**EXERCISE AIM:**
Lay out as a JSON list of strings, one per line with blank lines omitted, everything from the start of the items down to the line containing "history-icon <box>849 76 864 90</box>", both ends included.

Annotated element entries

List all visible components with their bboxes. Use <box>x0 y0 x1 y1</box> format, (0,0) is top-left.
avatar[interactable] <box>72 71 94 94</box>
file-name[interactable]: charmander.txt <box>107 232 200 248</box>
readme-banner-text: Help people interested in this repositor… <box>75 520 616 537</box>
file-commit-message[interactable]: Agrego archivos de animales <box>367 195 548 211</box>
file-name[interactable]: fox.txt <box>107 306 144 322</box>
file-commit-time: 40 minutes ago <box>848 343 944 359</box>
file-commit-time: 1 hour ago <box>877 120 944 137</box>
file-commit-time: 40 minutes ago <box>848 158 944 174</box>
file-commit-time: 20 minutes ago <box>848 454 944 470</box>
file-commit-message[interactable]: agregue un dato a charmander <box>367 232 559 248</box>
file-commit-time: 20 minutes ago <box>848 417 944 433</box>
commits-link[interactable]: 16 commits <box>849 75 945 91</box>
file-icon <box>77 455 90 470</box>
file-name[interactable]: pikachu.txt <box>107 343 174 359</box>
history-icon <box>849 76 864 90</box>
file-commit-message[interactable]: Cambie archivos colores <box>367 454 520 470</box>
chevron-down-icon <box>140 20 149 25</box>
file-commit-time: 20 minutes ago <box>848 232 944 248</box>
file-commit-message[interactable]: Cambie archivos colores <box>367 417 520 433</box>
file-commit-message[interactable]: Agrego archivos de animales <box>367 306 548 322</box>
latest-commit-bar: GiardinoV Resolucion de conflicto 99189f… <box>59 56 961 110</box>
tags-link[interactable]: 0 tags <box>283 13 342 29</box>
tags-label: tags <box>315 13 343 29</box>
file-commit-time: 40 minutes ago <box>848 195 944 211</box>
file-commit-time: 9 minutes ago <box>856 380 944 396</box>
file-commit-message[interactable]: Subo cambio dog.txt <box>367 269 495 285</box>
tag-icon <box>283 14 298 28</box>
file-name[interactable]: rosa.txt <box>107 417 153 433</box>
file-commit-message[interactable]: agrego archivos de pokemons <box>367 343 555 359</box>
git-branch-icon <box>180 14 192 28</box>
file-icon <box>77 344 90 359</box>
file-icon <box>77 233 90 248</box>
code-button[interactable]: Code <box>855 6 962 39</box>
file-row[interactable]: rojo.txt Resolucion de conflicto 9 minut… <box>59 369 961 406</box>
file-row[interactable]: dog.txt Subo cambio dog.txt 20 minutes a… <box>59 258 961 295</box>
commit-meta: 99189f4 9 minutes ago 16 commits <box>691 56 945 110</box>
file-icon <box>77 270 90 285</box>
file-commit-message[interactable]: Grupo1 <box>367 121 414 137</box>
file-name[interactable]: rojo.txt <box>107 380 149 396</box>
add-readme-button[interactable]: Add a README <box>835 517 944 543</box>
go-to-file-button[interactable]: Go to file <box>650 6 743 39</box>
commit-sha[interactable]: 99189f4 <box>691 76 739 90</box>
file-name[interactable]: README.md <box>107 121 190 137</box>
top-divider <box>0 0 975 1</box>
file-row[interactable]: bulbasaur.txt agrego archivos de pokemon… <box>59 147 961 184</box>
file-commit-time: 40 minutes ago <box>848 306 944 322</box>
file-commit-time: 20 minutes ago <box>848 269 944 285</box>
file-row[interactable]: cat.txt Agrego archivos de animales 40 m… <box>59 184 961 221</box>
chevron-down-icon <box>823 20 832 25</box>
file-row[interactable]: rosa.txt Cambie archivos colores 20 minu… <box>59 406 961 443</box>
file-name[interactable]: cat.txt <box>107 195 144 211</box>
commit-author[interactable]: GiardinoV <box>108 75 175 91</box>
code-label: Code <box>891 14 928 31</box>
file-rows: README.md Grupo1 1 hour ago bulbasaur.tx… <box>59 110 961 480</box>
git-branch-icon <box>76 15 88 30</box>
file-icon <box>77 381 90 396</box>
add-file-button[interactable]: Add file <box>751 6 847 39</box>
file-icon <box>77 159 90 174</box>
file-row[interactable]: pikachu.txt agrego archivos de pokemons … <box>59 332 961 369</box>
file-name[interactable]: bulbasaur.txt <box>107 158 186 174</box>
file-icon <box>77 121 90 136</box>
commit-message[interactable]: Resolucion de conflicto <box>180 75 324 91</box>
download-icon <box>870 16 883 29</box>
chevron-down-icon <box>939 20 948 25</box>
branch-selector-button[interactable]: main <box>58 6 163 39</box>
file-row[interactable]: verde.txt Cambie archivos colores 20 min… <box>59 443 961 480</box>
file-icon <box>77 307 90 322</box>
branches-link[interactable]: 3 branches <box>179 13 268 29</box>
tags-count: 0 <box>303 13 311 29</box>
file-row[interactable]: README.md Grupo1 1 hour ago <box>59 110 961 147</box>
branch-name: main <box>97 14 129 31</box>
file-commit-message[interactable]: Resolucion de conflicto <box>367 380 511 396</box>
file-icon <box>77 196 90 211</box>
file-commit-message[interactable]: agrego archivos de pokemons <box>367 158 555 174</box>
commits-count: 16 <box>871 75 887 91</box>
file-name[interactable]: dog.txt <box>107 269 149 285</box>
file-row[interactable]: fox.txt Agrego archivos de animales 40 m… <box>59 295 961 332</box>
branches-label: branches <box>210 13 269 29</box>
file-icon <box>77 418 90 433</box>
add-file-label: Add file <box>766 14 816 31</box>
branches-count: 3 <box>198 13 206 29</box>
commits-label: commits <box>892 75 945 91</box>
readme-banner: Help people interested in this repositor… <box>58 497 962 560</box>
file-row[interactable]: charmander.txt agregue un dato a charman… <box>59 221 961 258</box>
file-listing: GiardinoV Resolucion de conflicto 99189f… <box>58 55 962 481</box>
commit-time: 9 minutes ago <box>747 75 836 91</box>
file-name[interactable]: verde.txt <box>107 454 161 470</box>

**TASK ANSWER:**
[
  "List all visible components with their bboxes. Use <box>x0 y0 x1 y1</box> format, (0,0) is top-left.",
  "avatar[interactable] <box>72 71 94 94</box>",
  "file-name[interactable]: charmander.txt <box>107 232 200 248</box>",
  "readme-banner-text: Help people interested in this repositor… <box>75 520 616 537</box>",
  "file-commit-message[interactable]: Agrego archivos de animales <box>367 195 548 211</box>",
  "file-name[interactable]: fox.txt <box>107 306 144 322</box>",
  "file-commit-time: 40 minutes ago <box>848 343 944 359</box>",
  "file-commit-time: 1 hour ago <box>877 120 944 137</box>",
  "file-commit-time: 40 minutes ago <box>848 158 944 174</box>",
  "file-commit-time: 20 minutes ago <box>848 454 944 470</box>",
  "file-commit-message[interactable]: agregue un dato a charmander <box>367 232 559 248</box>",
  "file-commit-time: 20 minutes ago <box>848 417 944 433</box>",
  "commits-link[interactable]: 16 commits <box>849 75 945 91</box>",
  "file-icon <box>77 455 90 470</box>",
  "file-name[interactable]: pikachu.txt <box>107 343 174 359</box>",
  "history-icon <box>849 76 864 90</box>"
]